Verilen görev 1 —
Kıbrıs sorunu üzerine olan metne göre şu ifadeler doğru mu: (a) Talat, askeri vesayet sistemini kaldıranın AKP olduğunu söylüyor; (b) Talat'a göre CTP hükümette iken Türkiye'nin karışmacılığı daha fazlaydı; (c) Talat, eleştirilerini bir sivil toplum örgütü temsilcisi olarak yaptığını belirtiyor. Her birine evet ya da hayır diye cevap verin ve kararı belirleyen sözleri metinden harfiyen alıntılayın.

Hedefimiz budur. Kıbrıs sorunundan ümidimizi kestik de, askerliği hiç olmazsa biraz daha düşürelim mi diyoruz? Bu konumuz değildir. Sürenin düşürülmesinden tabii ki gençler ve aileleri memnun olur.”

“Çözüm isteyen bir Cumhurbaşkanı seçilecek”
Cumhurbaşkanlığı’na yeniden aday olup olmayacağı yönündeki soruları da yanıtlayan Talat, 2015 yılında çözüm isteyen, bunun için samimiyetle görev alacak birinin cumhurbaşkanı olacağını söyledi.  Talat, “Tüm kalbimle inanıyorum ki, Kıbrıs sorunu uzun boylu devam etmeyecek. Bu sorun çözülecek. Bu sorunu çözecek bir Kıbrıslı Türk lider, 2015’de gelecek. Kim olacağı önemli değil. Ama çözüm isteyen, buna samimiyetle bağlı, bunun için her türlü çabayı ortaya koyacak bir Kıbrıslı Türk Lider 2015’de Cumhurbaşkanı olacak” diye konuştu.

“AKP yanlısı konuşuyor dediler…”
AKP tarafında olmakla suçlandığı açıklamalarına yönelik eleştirileri de yanıtlayan Talat, şu ifadeleri kullandı:
“Kıbrıs’a yönelik Türkiye’deki siyasi güçlerin faaliyetleri buranın davetkar tavırları nedeniyle olmaktadır. UBP, Kıbrıs Türkü’nün siyasi iradesini temsil edemedi. Her şeyi Türkiye’den bekledi ve istedi.
Sonuç itibarı ile de her şeyimize Türkiye’yi karıştırdı. Bunu yapan UBP Hükümetidir. CTP’nin hükümette olduğu dönemde bu yoktu, bu kadar karışmacılık yoktu. Öncelikle biz kendimize bakalım. Eleştirilecek birçok icraatı olmakla birlikte, sol kesimlerin en büyük şikayet konusu olan askeri vesayet sistemini kaldıran da AKP’dir.
Olumsuz görülen uygulamaları ile eleştirirken, olumlu görülen uygulamalarını da takdir etmek lazımdır. Kıbrıs sorununda Türkiye’nin 50 yıllık siyasetini değiştiren AKP’dir. Bunu takdir etmeye gerek yok mu yani?
Ben Türkiye’nin Kıbrıs Türkü ile ilişkili, lehte olan uygulamalarını destekledim. Benim kabahatim bu, bunu destekledim diye bazı çevreler AKP destekçisidir dediler. İlgisi yok. Kıbrıs Türkü’ne uyum sağlamayan politikalarını da eleştirdim.
Ama bir sivil toplum örgütü temsilcisi olarak değil, 2. Cumhurbaşkanı gibi eleştirdim. Fark budur. Benim eleştirilerim keskin olamaz, makul ve ilişkileri bozmayacak şekilde olmak zorundadır. Herkes kendi rolünü bilmelidir.”

“Alternatif yoksa uygulamak zorunda kalırsınız”

Veriler —
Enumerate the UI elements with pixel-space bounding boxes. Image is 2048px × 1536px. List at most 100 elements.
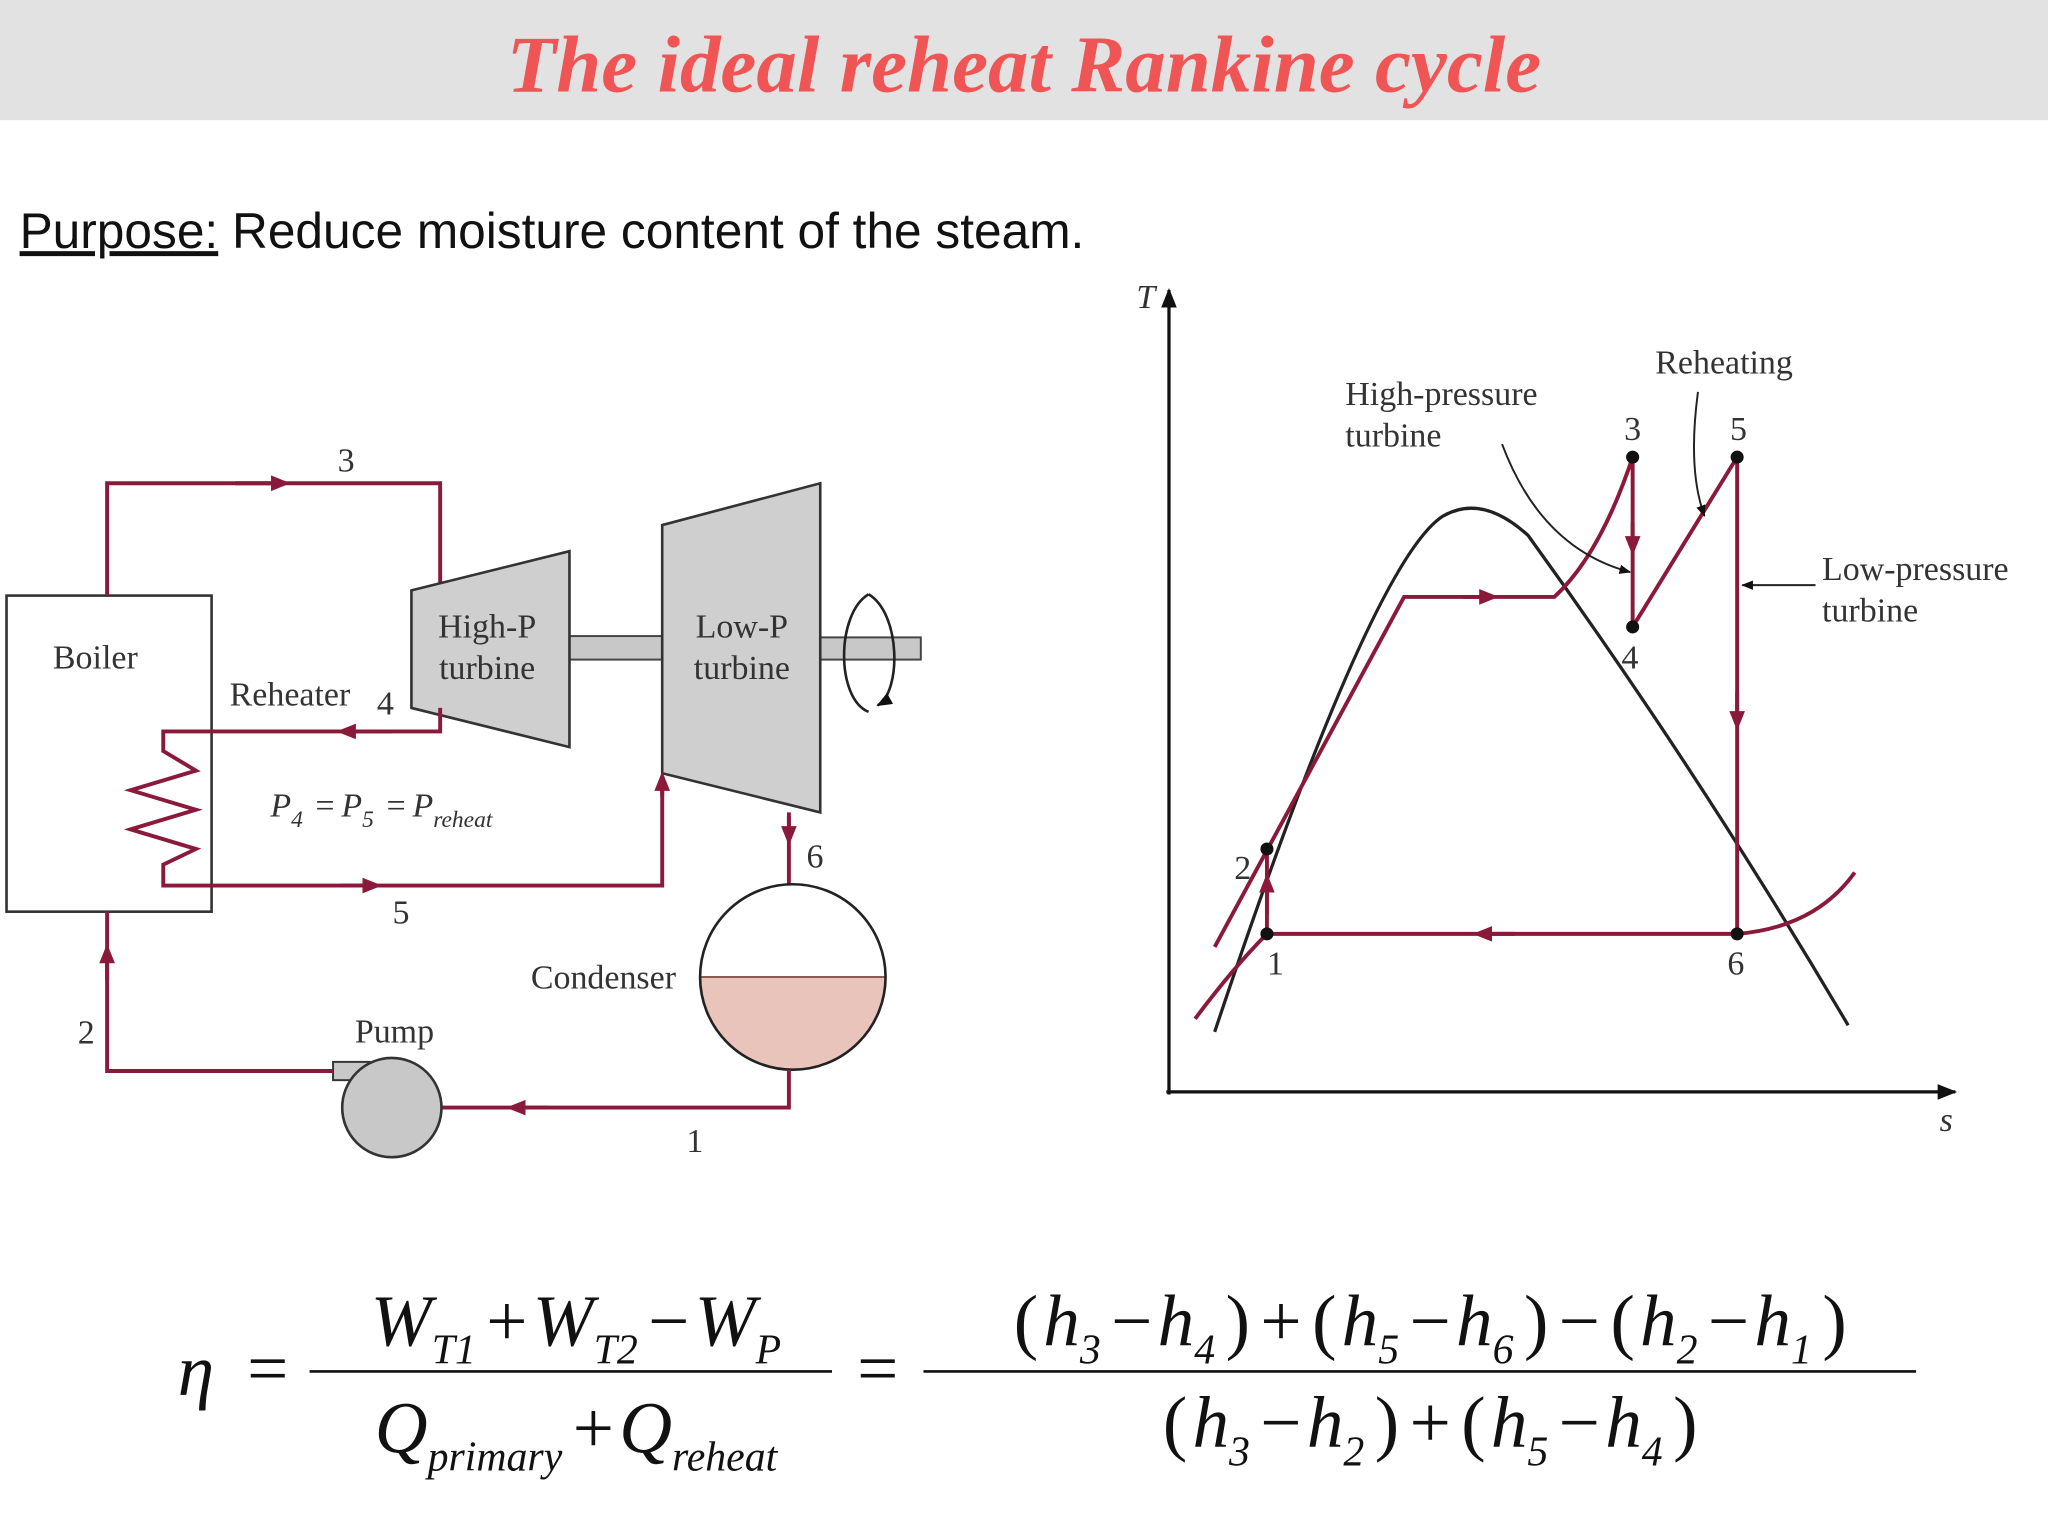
symbol: h [1192, 1382, 1229, 1463]
operator: ) [1226, 1280, 1250, 1361]
state: 3 [1624, 411, 1641, 448]
subscript: P [755, 1328, 782, 1374]
boiler-label: Boiler [53, 640, 138, 677]
hp-label: turbine [439, 650, 535, 687]
equals: = [857, 1327, 898, 1408]
symbol: h [1605, 1382, 1642, 1463]
operator: − [1260, 1382, 1301, 1463]
operator: − [1111, 1280, 1152, 1361]
subscript: 3 [1079, 1328, 1101, 1374]
s-axis-label: s [1940, 1102, 1953, 1139]
pump [340, 1056, 443, 1159]
point [1730, 450, 1744, 464]
pressure-relation: P4 = P5 = Preheat [269, 787, 492, 832]
symbol: Q [619, 1387, 672, 1468]
symbol: h [1342, 1280, 1379, 1361]
leader [1693, 391, 1706, 518]
operator: ( [1014, 1280, 1038, 1361]
ts-diagram: T s High-pressure turbine Reheating Low-… [1136, 279, 2008, 1139]
symbol: h [1307, 1382, 1344, 1463]
symbol: P [269, 787, 291, 824]
schematic: Boiler Reheater High-P turbine Low-P tur… [5, 443, 922, 1160]
subscript: 6 [1493, 1328, 1514, 1374]
lp-label: Low-P [696, 608, 788, 645]
point [1730, 927, 1744, 941]
point [1260, 842, 1274, 856]
reheater-label: Reheater [230, 676, 351, 713]
subscript: 2 [1677, 1328, 1698, 1374]
symbol: Q [375, 1387, 428, 1468]
pipe-3 [105, 481, 443, 596]
subscript: 4 [1194, 1328, 1215, 1374]
condenser-outline [698, 882, 887, 1072]
subscript: 2 [1343, 1429, 1364, 1475]
operator: − [648, 1280, 689, 1361]
pipe-2 [105, 911, 334, 1073]
operator: + [1410, 1382, 1451, 1463]
eta: η [178, 1330, 214, 1411]
shaft [568, 635, 664, 661]
symbol: h [1640, 1280, 1677, 1361]
state-points [1260, 450, 1744, 941]
title: The ideal reheat Rankine cycle [507, 19, 1541, 109]
leader [1501, 443, 1632, 574]
subscript: 4 [1642, 1429, 1663, 1475]
subscript: 5 [1527, 1429, 1548, 1475]
symbol: W [695, 1280, 762, 1361]
state: 4 [1622, 640, 1639, 677]
purpose-label: Purpose: [20, 203, 219, 259]
symbol: P [411, 787, 433, 824]
operator: ) [1673, 1382, 1697, 1463]
operator: + [573, 1387, 614, 1468]
subscript: T1 [432, 1328, 476, 1374]
state: 2 [78, 1015, 95, 1052]
hp-note: turbine [1345, 418, 1441, 455]
state: 4 [377, 685, 394, 722]
symbol: h [1043, 1280, 1080, 1361]
point [1626, 620, 1640, 634]
lp-turbine [660, 481, 822, 815]
symbol: W [371, 1280, 438, 1361]
subscript: 1 [1791, 1328, 1812, 1374]
operator: ) [1524, 1280, 1548, 1361]
symbol: W [533, 1280, 600, 1361]
point [1626, 450, 1640, 464]
operator: ) [1822, 1280, 1846, 1361]
subscript: T2 [594, 1328, 638, 1374]
operator: + [1260, 1280, 1301, 1361]
pipe-4-5 [123, 707, 665, 888]
operator: = [313, 787, 336, 824]
purpose-text: Reduce moisture content of the steam. [232, 203, 1084, 259]
symbol: h [1491, 1382, 1528, 1463]
isobar [1736, 871, 1857, 936]
lp-note: Low-pressure [1822, 551, 2009, 588]
cycle [1212, 450, 1740, 948]
operator: ( [1461, 1382, 1485, 1463]
operator: − [1559, 1280, 1600, 1361]
equals: = [247, 1327, 288, 1408]
point [1260, 927, 1274, 941]
subscript: 5 [362, 807, 374, 833]
subscript: 3 [1228, 1429, 1250, 1475]
state: 5 [1730, 411, 1747, 448]
state: 2 [1234, 850, 1251, 887]
symbol: h [1754, 1280, 1791, 1361]
operator: = [384, 787, 407, 824]
pump-label: Pump [355, 1013, 434, 1050]
operator: − [1559, 1382, 1600, 1463]
purpose: Purpose: Reduce moisture content of the … [20, 203, 1085, 259]
hp-label: High-P [438, 608, 536, 645]
state: 5 [392, 894, 409, 931]
subscript: reheat [672, 1435, 779, 1481]
title-bar [0, 0, 2048, 121]
state: 6 [1727, 945, 1744, 982]
t-axis-label: T [1136, 279, 1157, 316]
equation: η = = WT1 +WT2 −WP Qprimary +Qreheat (h3 −h4… [178, 1280, 1917, 1481]
operator: + [486, 1280, 527, 1361]
hp-note: High-pressure [1345, 376, 1537, 413]
numerator: (h3 −h4) + (h5 −h6) − (h2 −h1) [1014, 1280, 1847, 1373]
subscript: 5 [1378, 1328, 1399, 1374]
pipe-1 [441, 1069, 791, 1110]
operator: ( [1312, 1280, 1336, 1361]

Verilen görev 2 —
Veriler bölümünde "symbol: h [1192, 1382, 1229, 1463]" bulunan satırdan "operator: − [1260, 1382, 1301, 1463]" bulunan satıra kadar olan satırları, iki uç satır da dahil olmak üzere, hiçbir değişiklik yapmadan kopyalayın.

Yanıt 1 —
(a) Evet: "sol kesimlerin en büyük şikayet konusu olan askeri vesayet sistemini kaldıran da AKP’dir."
(b) Hayır: "CTP’nin hükümette olduğu dönemde bu yoktu, bu kadar karışmacılık yoktu."
(c) Hayır: "Ama bir sivil toplum örgütü temsilcisi olarak değil, 2. Cumhurbaşkanı gibi eleştirdim."

Yanıt 2 —
symbol: h [1192, 1382, 1229, 1463]
operator: ) [1226, 1280, 1250, 1361]
state: 3 [1624, 411, 1641, 448]
subscript: P [755, 1328, 782, 1374]
boiler-label: Boiler [53, 640, 138, 677]
hp-label: turbine [439, 650, 535, 687]
equals: = [857, 1327, 898, 1408]
symbol: h [1605, 1382, 1642, 1463]
operator: − [1260, 1382, 1301, 1463]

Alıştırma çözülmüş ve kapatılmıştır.